**Given data**
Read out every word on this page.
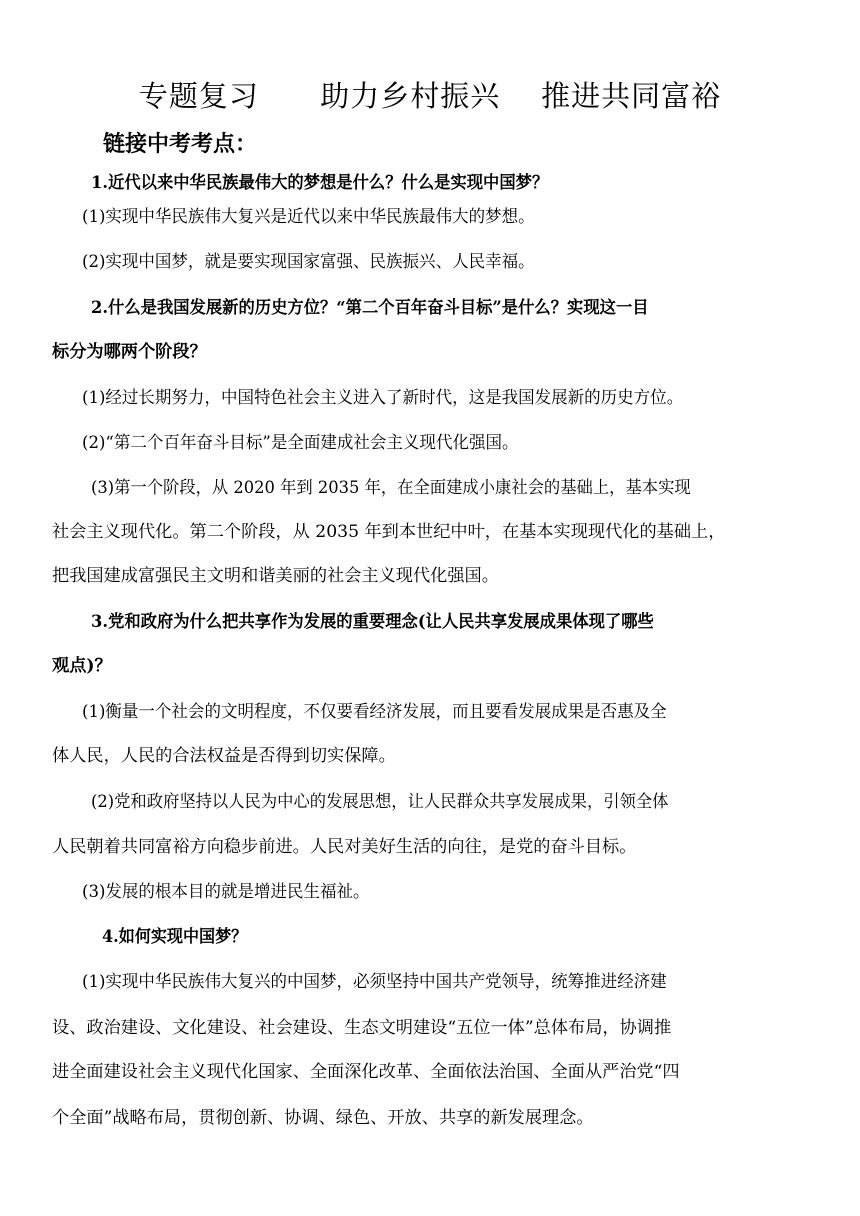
专题复习 助力乡村振兴 推进共同富裕
链接中考考点：
1.近代以来中华民族最伟大的梦想是什么？什么是实现中国梦？
(1)实现中华民族伟大复兴是近代以来中华民族最伟大的梦想。
(2)实现中国梦，就是要实现国家富强、民族振兴、人民幸福。
2.什么是我国发展新的历史方位？“第二个百年奋斗目标”是什么？实现这一目
标分为哪两个阶段？
(1)经过长期努力，中国特色社会主义进入了新时代，这是我国发展新的历史方位。
(2)“第二个百年奋斗目标”是全面建成社会主义现代化强国。
(3)第一个阶段，从 2020 年到 2035 年，在全面建成小康社会的基础上，基本实现
社会主义现代化。第二个阶段，从 2035 年到本世纪中叶，在基本实现现代化的基础上，
把我国建成富强民主文明和谐美丽的社会主义现代化强国。
3.党和政府为什么把共享作为发展的重要理念(让人民共享发展成果体现了哪些
观点)？
(1)衡量一个社会的文明程度，不仅要看经济发展，而且要看发展成果是否惠及全
体人民，人民的合法权益是否得到切实保障。
(2)党和政府坚持以人民为中心的发展思想，让人民群众共享发展成果，引领全体
人民朝着共同富裕方向稳步前进。人民对美好生活的向往，是党的奋斗目标。
(3)发展的根本目的就是增进民生福祉。
4.如何实现中国梦？
(1)实现中华民族伟大复兴的中国梦，必须坚持中国共产党领导，统筹推进经济建
设、政治建设、文化建设、社会建设、生态文明建设“五位一体”总体布局，协调推
进全面建设社会主义现代化国家、全面深化改革、全面依法治国、全面从严治党“四
个全面”战略布局，贯彻创新、协调、绿色、开放、共享的新发展理念。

**What you need to do**
Transcribe all the data word for word; the images stay out.

**The response**
Read out every word on this page.
专题复习 助力乡村振兴 推进共同富裕
链接中考考点：
1.近代以来中华民族最伟大的梦想是什么？什么是实现中国梦？
(1)实现中华民族伟大复兴是近代以来中华民族最伟大的梦想。
(2)实现中国梦，就是要实现国家富强、民族振兴、人民幸福。
2.什么是我国发展新的历史方位？“第二个百年奋斗目标”是什么？实现这一目
标分为哪两个阶段？
(1)经过长期努力，中国特色社会主义进入了新时代，这是我国发展新的历史方位。
(2)“第二个百年奋斗目标”是全面建成社会主义现代化强国。
(3)第一个阶段，从 2020 年到 2035 年，在全面建成小康社会的基础上，基本实现
社会主义现代化。第二个阶段，从 2035 年到本世纪中叶，在基本实现现代化的基础上，
把我国建成富强民主文明和谐美丽的社会主义现代化强国。
3.党和政府为什么把共享作为发展的重要理念(让人民共享发展成果体现了哪些
观点)？
(1)衡量一个社会的文明程度，不仅要看经济发展，而且要看发展成果是否惠及全
体人民，人民的合法权益是否得到切实保障。
(2)党和政府坚持以人民为中心的发展思想，让人民群众共享发展成果，引领全体
人民朝着共同富裕方向稳步前进。人民对美好生活的向往，是党的奋斗目标。
(3)发展的根本目的就是增进民生福祉。
4.如何实现中国梦？
(1)实现中华民族伟大复兴的中国梦，必须坚持中国共产党领导，统筹推进经济建
设、政治建设、文化建设、社会建设、生态文明建设“五位一体”总体布局，协调推
进全面建设社会主义现代化国家、全面深化改革、全面依法治国、全面从严治党“四
个全面”战略布局，贯彻创新、协调、绿色、开放、共享的新发展理念。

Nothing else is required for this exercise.